━━ EXTRACTED MATERIAL ━━
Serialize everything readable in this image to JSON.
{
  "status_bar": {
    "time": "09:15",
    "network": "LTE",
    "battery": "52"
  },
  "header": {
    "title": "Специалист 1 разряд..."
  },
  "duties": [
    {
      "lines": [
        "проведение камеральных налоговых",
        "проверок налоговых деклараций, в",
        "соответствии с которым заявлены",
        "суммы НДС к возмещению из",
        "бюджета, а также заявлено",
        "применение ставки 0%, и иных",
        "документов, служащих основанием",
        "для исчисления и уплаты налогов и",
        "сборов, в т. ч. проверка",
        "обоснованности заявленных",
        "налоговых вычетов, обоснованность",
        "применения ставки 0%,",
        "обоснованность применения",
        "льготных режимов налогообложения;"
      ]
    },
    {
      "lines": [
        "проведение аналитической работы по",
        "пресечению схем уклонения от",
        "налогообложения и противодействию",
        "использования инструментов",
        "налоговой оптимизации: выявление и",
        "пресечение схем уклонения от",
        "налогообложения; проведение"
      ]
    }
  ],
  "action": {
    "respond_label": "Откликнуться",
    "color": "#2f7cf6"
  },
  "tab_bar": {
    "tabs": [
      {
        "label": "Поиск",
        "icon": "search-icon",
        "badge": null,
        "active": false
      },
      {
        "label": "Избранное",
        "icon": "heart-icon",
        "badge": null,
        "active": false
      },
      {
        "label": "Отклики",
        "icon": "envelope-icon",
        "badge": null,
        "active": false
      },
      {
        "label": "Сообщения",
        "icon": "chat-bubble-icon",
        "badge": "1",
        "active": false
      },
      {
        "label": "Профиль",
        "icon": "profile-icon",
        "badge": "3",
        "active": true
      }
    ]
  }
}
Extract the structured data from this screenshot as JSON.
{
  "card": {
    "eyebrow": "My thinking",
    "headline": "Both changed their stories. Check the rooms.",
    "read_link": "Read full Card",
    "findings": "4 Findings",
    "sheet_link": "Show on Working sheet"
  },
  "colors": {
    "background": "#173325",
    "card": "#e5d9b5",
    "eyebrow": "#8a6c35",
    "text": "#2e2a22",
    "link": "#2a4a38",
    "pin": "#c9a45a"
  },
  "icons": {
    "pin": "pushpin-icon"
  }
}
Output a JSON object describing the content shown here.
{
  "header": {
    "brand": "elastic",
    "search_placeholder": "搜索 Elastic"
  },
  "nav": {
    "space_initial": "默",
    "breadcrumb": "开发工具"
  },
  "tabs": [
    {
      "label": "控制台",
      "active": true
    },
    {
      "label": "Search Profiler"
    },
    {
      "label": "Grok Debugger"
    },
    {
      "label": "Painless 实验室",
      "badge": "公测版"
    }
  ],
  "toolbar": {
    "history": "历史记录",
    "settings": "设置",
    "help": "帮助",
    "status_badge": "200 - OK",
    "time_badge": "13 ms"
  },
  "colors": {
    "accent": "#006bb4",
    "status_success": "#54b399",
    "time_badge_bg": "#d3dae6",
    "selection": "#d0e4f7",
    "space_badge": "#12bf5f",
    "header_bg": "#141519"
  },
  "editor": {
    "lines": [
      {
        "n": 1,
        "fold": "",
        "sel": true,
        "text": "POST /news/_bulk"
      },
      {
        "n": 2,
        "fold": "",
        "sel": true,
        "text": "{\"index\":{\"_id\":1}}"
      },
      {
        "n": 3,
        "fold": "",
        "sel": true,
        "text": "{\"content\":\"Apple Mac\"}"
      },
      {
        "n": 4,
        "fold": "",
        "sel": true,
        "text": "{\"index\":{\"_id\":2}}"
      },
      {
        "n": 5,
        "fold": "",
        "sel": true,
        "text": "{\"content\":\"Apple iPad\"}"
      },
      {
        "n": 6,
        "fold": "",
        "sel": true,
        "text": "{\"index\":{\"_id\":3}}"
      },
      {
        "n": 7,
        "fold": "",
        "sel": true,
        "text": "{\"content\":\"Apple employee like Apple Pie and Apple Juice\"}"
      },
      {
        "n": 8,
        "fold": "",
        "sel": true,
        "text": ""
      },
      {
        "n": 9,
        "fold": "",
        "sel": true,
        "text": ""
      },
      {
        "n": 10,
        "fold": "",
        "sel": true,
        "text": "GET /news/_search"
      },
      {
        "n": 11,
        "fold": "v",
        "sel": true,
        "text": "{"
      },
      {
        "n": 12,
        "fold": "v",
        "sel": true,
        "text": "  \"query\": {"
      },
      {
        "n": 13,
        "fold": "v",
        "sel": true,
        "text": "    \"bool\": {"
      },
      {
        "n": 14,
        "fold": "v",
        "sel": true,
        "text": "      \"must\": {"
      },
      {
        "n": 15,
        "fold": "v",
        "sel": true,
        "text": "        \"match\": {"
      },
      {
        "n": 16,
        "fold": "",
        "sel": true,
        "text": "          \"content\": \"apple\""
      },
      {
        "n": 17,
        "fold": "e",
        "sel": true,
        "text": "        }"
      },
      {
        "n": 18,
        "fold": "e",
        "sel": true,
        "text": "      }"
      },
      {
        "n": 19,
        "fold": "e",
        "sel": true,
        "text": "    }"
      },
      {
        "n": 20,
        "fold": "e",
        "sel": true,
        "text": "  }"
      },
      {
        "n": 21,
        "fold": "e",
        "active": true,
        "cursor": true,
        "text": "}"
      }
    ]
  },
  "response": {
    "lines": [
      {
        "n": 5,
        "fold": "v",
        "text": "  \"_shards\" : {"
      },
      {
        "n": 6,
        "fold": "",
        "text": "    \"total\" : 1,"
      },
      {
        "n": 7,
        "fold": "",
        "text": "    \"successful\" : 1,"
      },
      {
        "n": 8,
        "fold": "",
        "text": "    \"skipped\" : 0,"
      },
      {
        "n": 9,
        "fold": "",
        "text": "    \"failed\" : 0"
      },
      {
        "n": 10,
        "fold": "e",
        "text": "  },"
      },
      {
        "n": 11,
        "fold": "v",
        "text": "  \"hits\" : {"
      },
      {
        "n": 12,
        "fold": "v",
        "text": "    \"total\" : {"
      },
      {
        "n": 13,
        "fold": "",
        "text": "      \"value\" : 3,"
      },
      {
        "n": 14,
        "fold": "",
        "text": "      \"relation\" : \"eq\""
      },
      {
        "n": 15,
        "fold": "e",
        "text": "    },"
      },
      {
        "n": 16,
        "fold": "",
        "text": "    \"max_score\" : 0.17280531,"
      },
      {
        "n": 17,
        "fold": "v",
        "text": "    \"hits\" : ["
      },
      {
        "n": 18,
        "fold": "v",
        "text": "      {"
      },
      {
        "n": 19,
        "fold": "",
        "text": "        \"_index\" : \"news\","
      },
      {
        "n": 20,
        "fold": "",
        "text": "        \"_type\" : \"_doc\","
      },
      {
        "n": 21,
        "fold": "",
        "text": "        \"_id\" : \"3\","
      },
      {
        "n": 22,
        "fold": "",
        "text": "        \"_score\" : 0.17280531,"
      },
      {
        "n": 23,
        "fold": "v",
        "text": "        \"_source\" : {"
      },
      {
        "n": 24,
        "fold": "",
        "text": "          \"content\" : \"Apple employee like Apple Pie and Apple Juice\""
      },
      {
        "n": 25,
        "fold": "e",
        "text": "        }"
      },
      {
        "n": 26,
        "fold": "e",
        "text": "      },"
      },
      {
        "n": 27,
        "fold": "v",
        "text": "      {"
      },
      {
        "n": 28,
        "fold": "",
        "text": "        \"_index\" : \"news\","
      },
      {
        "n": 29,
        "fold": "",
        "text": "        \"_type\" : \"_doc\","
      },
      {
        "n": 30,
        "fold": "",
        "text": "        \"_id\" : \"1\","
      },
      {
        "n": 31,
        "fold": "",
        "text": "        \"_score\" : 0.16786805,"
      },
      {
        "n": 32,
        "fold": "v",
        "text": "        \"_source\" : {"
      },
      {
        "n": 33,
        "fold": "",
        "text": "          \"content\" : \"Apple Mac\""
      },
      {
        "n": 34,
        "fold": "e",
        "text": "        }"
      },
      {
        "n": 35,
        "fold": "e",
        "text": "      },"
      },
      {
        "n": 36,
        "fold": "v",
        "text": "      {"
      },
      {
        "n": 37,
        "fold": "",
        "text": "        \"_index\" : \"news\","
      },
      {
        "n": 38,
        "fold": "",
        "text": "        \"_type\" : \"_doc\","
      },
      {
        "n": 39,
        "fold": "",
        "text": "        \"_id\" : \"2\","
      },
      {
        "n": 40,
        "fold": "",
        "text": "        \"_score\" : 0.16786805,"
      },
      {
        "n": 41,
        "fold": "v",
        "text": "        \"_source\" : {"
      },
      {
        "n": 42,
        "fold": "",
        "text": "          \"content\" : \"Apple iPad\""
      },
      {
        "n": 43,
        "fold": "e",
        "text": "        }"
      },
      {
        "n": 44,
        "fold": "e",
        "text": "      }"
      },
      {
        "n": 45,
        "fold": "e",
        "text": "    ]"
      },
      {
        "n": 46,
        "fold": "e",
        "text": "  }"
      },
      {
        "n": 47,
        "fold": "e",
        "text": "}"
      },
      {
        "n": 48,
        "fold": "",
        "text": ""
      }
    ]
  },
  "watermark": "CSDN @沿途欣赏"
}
━━━
# [WHAT TO WORK ON]
Copy each line of the listing that holds the word "JSON".

# [ANSWER TO THE TASK]
Serialize everything readable in this image to JSON.
Extract the structured data from this screenshot as JSON.
Output a JSON object describing the content shown here.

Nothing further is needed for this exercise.